EXERCISE REQUIREMENTS =>
Every line below is to be copied exactly, with the pictures left out.

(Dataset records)
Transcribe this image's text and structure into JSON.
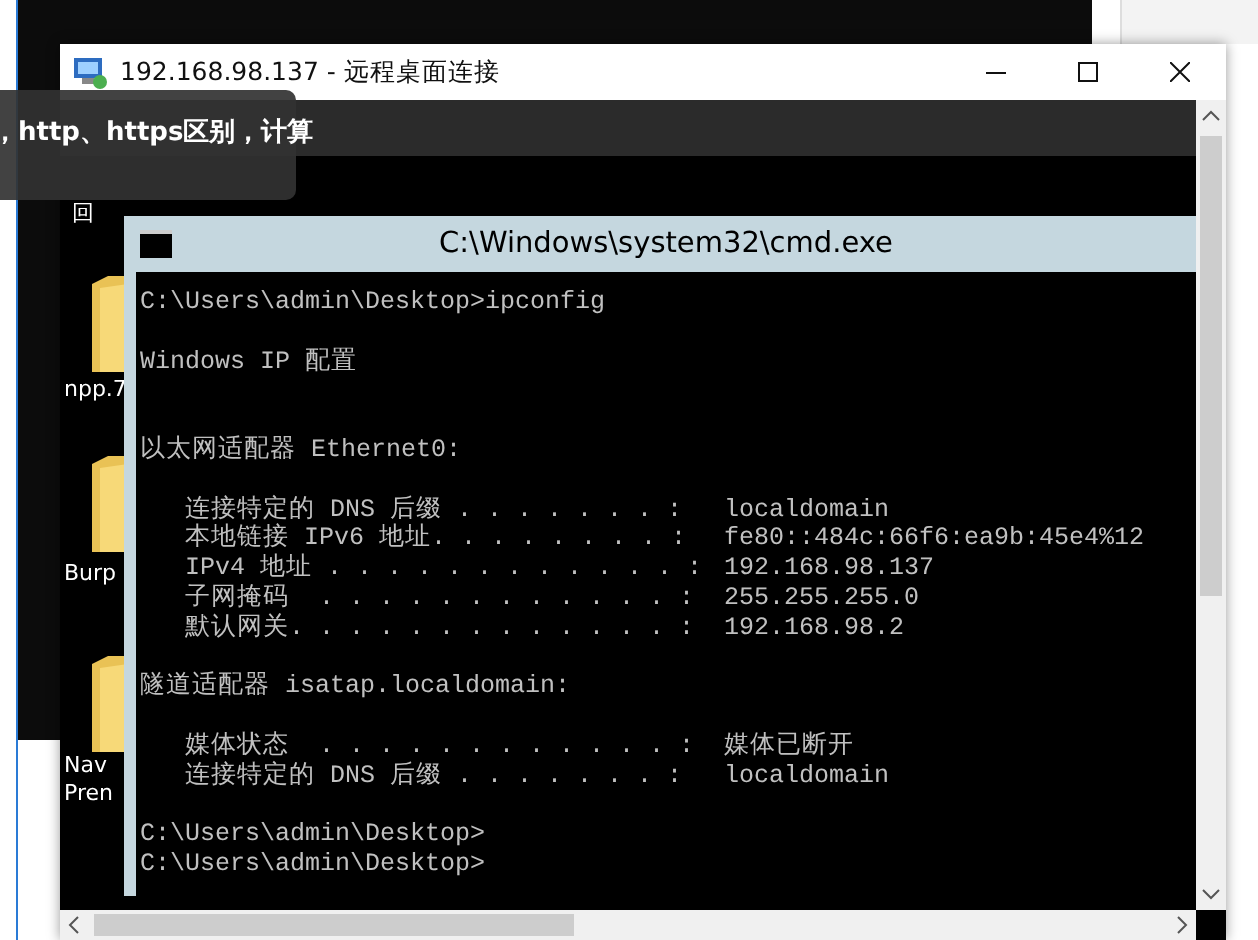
{
  "rdp_window": {
    "title": "192.168.98.137 - 远程桌面连接"
  },
  "tooltip": {
    "text": "，http、https区别，计算"
  },
  "desktop_icons": [
    {
      "label": "回"
    },
    {
      "label": "npp.7"
    },
    {
      "label": "Burp"
    },
    {
      "label": "Nav\nPren"
    }
  ],
  "cmd_window": {
    "title": "C:\\Windows\\system32\\cmd.exe",
    "lines": [
      {
        "kind": "text",
        "text": "C:\\Users\\admin\\Desktop>ipconfig"
      },
      {
        "kind": "blank"
      },
      {
        "kind": "text",
        "text": "Windows IP 配置"
      },
      {
        "kind": "blank"
      },
      {
        "kind": "blank"
      },
      {
        "kind": "text",
        "text": "以太网适配器 Ethernet0:"
      },
      {
        "kind": "blank"
      },
      {
        "kind": "entry",
        "label": "   连接特定的 DNS 后缀 . . . . . . . :",
        "value": "localdomain"
      },
      {
        "kind": "entry",
        "label": "   本地链接 IPv6 地址. . . . . . . . :",
        "value": "fe80::484c:66f6:ea9b:45e4%12"
      },
      {
        "kind": "entry",
        "label": "   IPv4 地址 . . . . . . . . . . . . :",
        "value": "192.168.98.137"
      },
      {
        "kind": "entry",
        "label": "   子网掩码  . . . . . . . . . . . . :",
        "value": "255.255.255.0"
      },
      {
        "kind": "entry",
        "label": "   默认网关. . . . . . . . . . . . . :",
        "value": "192.168.98.2"
      },
      {
        "kind": "blank"
      },
      {
        "kind": "text",
        "text": "隧道适配器 isatap.localdomain:"
      },
      {
        "kind": "blank"
      },
      {
        "kind": "entry",
        "label": "   媒体状态  . . . . . . . . . . . . :",
        "value": "媒体已断开"
      },
      {
        "kind": "entry",
        "label": "   连接特定的 DNS 后缀 . . . . . . . :",
        "value": "localdomain"
      },
      {
        "kind": "blank"
      },
      {
        "kind": "text",
        "text": "C:\\Users\\admin\\Desktop>"
      },
      {
        "kind": "text",
        "text": "C:\\Users\\admin\\Desktop>"
      }
    ]
  }
}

EXERCISE RESULT =>
Transcribe this image's text and structure into JSON.
{
  "rdp_window": {
    "title": "192.168.98.137 - 远程桌面连接"
  },
  "tooltip": {
    "text": "，http、https区别，计算"
  },
  "desktop_icons": [
    {
      "label": "回"
    },
    {
      "label": "npp.7"
    },
    {
      "label": "Burp"
    },
    {
      "label": "Nav\nPren"
    }
  ],
  "cmd_window": {
    "title": "C:\\Windows\\system32\\cmd.exe",
    "lines": [
      {
        "kind": "text",
        "text": "C:\\Users\\admin\\Desktop>ipconfig"
      },
      {
        "kind": "blank"
      },
      {
        "kind": "text",
        "text": "Windows IP 配置"
      },
      {
        "kind": "blank"
      },
      {
        "kind": "blank"
      },
      {
        "kind": "text",
        "text": "以太网适配器 Ethernet0:"
      },
      {
        "kind": "blank"
      },
      {
        "kind": "entry",
        "label": "   连接特定的 DNS 后缀 . . . . . . . :",
        "value": "localdomain"
      },
      {
        "kind": "entry",
        "label": "   本地链接 IPv6 地址. . . . . . . . :",
        "value": "fe80::484c:66f6:ea9b:45e4%12"
      },
      {
        "kind": "entry",
        "label": "   IPv4 地址 . . . . . . . . . . . . :",
        "value": "192.168.98.137"
      },
      {
        "kind": "entry",
        "label": "   子网掩码  . . . . . . . . . . . . :",
        "value": "255.255.255.0"
      },
      {
        "kind": "entry",
        "label": "   默认网关. . . . . . . . . . . . . :",
        "value": "192.168.98.2"
      },
      {
        "kind": "blank"
      },
      {
        "kind": "text",
        "text": "隧道适配器 isatap.localdomain:"
      },
      {
        "kind": "blank"
      },
      {
        "kind": "entry",
        "label": "   媒体状态  . . . . . . . . . . . . :",
        "value": "媒体已断开"
      },
      {
        "kind": "entry",
        "label": "   连接特定的 DNS 后缀 . . . . . . . :",
        "value": "localdomain"
      },
      {
        "kind": "blank"
      },
      {
        "kind": "text",
        "text": "C:\\Users\\admin\\Desktop>"
      },
      {
        "kind": "text",
        "text": "C:\\Users\\admin\\Desktop>"
      }
    ]
  }
}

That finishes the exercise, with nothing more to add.